-- GIVEN REQUEST --
Copy out each line of the material below with no changes.
###
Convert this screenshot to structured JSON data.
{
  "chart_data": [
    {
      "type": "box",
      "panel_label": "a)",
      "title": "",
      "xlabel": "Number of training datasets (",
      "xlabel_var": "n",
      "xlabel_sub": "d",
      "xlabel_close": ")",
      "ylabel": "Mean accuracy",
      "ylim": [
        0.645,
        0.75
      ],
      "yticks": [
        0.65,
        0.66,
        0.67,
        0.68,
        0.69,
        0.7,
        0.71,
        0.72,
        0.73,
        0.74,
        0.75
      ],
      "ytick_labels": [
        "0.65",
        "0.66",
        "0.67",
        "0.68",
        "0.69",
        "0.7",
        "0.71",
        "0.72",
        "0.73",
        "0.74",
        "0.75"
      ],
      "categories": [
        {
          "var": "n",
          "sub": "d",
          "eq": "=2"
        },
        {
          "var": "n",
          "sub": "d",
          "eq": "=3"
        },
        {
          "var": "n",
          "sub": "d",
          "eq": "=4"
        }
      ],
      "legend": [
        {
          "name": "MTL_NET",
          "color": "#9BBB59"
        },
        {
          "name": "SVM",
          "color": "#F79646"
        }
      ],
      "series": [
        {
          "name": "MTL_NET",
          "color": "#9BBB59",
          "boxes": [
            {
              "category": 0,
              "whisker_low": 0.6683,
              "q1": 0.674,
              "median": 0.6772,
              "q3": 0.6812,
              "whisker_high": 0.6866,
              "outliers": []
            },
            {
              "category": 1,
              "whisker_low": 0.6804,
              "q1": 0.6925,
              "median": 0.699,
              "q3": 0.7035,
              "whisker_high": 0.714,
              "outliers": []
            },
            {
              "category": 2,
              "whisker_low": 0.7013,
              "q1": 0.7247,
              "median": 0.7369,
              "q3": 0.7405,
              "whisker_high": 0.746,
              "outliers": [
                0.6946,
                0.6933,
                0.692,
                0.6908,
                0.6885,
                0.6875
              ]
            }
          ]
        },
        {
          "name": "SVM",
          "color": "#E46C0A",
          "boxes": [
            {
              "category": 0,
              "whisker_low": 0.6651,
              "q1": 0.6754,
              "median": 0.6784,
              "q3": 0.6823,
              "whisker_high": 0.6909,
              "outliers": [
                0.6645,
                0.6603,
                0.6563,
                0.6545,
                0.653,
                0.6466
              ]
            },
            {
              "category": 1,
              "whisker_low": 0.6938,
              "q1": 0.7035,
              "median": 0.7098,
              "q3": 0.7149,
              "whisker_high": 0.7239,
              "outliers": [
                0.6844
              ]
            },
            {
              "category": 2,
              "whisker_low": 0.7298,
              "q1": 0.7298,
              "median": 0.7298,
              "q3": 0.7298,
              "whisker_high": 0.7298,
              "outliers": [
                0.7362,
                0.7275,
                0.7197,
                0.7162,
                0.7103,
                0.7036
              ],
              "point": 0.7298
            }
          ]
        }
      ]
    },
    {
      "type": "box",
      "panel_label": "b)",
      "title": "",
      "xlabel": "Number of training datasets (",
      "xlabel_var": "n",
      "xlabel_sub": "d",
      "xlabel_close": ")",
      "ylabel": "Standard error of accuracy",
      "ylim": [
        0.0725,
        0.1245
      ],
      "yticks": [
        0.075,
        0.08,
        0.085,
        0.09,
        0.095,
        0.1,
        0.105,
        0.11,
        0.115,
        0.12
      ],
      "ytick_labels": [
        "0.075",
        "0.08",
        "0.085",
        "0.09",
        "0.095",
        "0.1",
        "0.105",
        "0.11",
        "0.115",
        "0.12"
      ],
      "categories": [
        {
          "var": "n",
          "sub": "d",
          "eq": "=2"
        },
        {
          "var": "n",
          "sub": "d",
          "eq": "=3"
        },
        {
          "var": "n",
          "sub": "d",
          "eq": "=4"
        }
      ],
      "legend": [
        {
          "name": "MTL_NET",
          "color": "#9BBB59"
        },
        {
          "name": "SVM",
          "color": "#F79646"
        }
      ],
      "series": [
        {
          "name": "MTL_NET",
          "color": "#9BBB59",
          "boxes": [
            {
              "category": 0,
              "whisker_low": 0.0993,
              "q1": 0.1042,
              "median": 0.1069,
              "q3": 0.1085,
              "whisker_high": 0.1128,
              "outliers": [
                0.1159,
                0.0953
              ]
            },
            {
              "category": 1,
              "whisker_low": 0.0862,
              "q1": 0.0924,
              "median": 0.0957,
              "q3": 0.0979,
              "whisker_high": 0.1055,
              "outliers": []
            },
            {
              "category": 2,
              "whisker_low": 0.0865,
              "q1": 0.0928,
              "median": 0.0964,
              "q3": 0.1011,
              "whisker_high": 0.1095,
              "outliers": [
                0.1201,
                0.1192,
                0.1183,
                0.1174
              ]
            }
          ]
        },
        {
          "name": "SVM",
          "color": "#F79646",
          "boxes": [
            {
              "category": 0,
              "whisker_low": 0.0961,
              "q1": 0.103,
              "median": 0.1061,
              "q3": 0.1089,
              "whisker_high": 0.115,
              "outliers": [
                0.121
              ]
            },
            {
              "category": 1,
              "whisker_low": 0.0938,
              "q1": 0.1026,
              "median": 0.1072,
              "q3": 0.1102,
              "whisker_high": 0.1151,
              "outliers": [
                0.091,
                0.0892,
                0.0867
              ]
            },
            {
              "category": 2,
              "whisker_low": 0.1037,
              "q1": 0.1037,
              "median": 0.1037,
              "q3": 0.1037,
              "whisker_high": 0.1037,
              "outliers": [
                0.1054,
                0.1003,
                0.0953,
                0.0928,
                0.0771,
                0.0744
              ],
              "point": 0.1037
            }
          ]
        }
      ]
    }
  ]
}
###
-- COMPLETE OUTPUT --
Convert this screenshot to structured JSON data.
{
  "chart_data": [
    {
      "type": "box",
      "panel_label": "a)",
      "title": "",
      "xlabel": "Number of training datasets (",
      "xlabel_var": "n",
      "xlabel_sub": "d",
      "xlabel_close": ")",
      "ylabel": "Mean accuracy",
      "ylim": [
        0.645,
        0.75
      ],
      "yticks": [
        0.65,
        0.66,
        0.67,
        0.68,
        0.69,
        0.7,
        0.71,
        0.72,
        0.73,
        0.74,
        0.75
      ],
      "ytick_labels": [
        "0.65",
        "0.66",
        "0.67",
        "0.68",
        "0.69",
        "0.7",
        "0.71",
        "0.72",
        "0.73",
        "0.74",
        "0.75"
      ],
      "categories": [
        {
          "var": "n",
          "sub": "d",
          "eq": "=2"
        },
        {
          "var": "n",
          "sub": "d",
          "eq": "=3"
        },
        {
          "var": "n",
          "sub": "d",
          "eq": "=4"
        }
      ],
      "legend": [
        {
          "name": "MTL_NET",
          "color": "#9BBB59"
        },
        {
          "name": "SVM",
          "color": "#F79646"
        }
      ],
      "series": [
        {
          "name": "MTL_NET",
          "color": "#9BBB59",
          "boxes": [
            {
              "category": 0,
              "whisker_low": 0.6683,
              "q1": 0.674,
              "median": 0.6772,
              "q3": 0.6812,
              "whisker_high": 0.6866,
              "outliers": []
            },
            {
              "category": 1,
              "whisker_low": 0.6804,
              "q1": 0.6925,
              "median": 0.699,
              "q3": 0.7035,
              "whisker_high": 0.714,
              "outliers": []
            },
            {
              "category": 2,
              "whisker_low": 0.7013,
              "q1": 0.7247,
              "median": 0.7369,
              "q3": 0.7405,
              "whisker_high": 0.746,
              "outliers": [
                0.6946,
                0.6933,
                0.692,
                0.6908,
                0.6885,
                0.6875
              ]
            }
          ]
        },
        {
          "name": "SVM",
          "color": "#E46C0A",
          "boxes": [
            {
              "category": 0,
              "whisker_low": 0.6651,
              "q1": 0.6754,
              "median": 0.6784,
              "q3": 0.6823,
              "whisker_high": 0.6909,
              "outliers": [
                0.6645,
                0.6603,
                0.6563,
                0.6545,
                0.653,
                0.6466
              ]
            },
            {
              "category": 1,
              "whisker_low": 0.6938,
              "q1": 0.7035,
              "median": 0.7098,
              "q3": 0.7149,
              "whisker_high": 0.7239,
              "outliers": [
                0.6844
              ]
            },
            {
              "category": 2,
              "whisker_low": 0.7298,
              "q1": 0.7298,
              "median": 0.7298,
              "q3": 0.7298,
              "whisker_high": 0.7298,
              "outliers": [
                0.7362,
                0.7275,
                0.7197,
                0.7162,
                0.7103,
                0.7036
              ],
              "point": 0.7298
            }
          ]
        }
      ]
    },
    {
      "type": "box",
      "panel_label": "b)",
      "title": "",
      "xlabel": "Number of training datasets (",
      "xlabel_var": "n",
      "xlabel_sub": "d",
      "xlabel_close": ")",
      "ylabel": "Standard error of accuracy",
      "ylim": [
        0.0725,
        0.1245
      ],
      "yticks": [
        0.075,
        0.08,
        0.085,
        0.09,
        0.095,
        0.1,
        0.105,
        0.11,
        0.115,
        0.12
      ],
      "ytick_labels": [
        "0.075",
        "0.08",
        "0.085",
        "0.09",
        "0.095",
        "0.1",
        "0.105",
        "0.11",
        "0.115",
        "0.12"
      ],
      "categories": [
        {
          "var": "n",
          "sub": "d",
          "eq": "=2"
        },
        {
          "var": "n",
          "sub": "d",
          "eq": "=3"
        },
        {
          "var": "n",
          "sub": "d",
          "eq": "=4"
        }
      ],
      "legend": [
        {
          "name": "MTL_NET",
          "color": "#9BBB59"
        },
        {
          "name": "SVM",
          "color": "#F79646"
        }
      ],
      "series": [
        {
          "name": "MTL_NET",
          "color": "#9BBB59",
          "boxes": [
            {
              "category": 0,
              "whisker_low": 0.0993,
              "q1": 0.1042,
              "median": 0.1069,
              "q3": 0.1085,
              "whisker_high": 0.1128,
              "outliers": [
                0.1159,
                0.0953
              ]
            },
            {
              "category": 1,
              "whisker_low": 0.0862,
              "q1": 0.0924,
              "median": 0.0957,
              "q3": 0.0979,
              "whisker_high": 0.1055,
              "outliers": []
            },
            {
              "category": 2,
              "whisker_low": 0.0865,
              "q1": 0.0928,
              "median": 0.0964,
              "q3": 0.1011,
              "whisker_high": 0.1095,
              "outliers": [
                0.1201,
                0.1192,
                0.1183,
                0.1174
              ]
            }
          ]
        },
        {
          "name": "SVM",
          "color": "#F79646",
          "boxes": [
            {
              "category": 0,
              "whisker_low": 0.0961,
              "q1": 0.103,
              "median": 0.1061,
              "q3": 0.1089,
              "whisker_high": 0.115,
              "outliers": [
                0.121
              ]
            },
            {
              "category": 1,
              "whisker_low": 0.0938,
              "q1": 0.1026,
              "median": 0.1072,
              "q3": 0.1102,
              "whisker_high": 0.1151,
              "outliers": [
                0.091,
                0.0892,
                0.0867
              ]
            },
            {
              "category": 2,
              "whisker_low": 0.1037,
              "q1": 0.1037,
              "median": 0.1037,
              "q3": 0.1037,
              "whisker_high": 0.1037,
              "outliers": [
                0.1054,
                0.1003,
                0.0953,
                0.0928,
                0.0771,
                0.0744
              ],
              "point": 0.1037
            }
          ]
        }
      ]
    }
  ]
}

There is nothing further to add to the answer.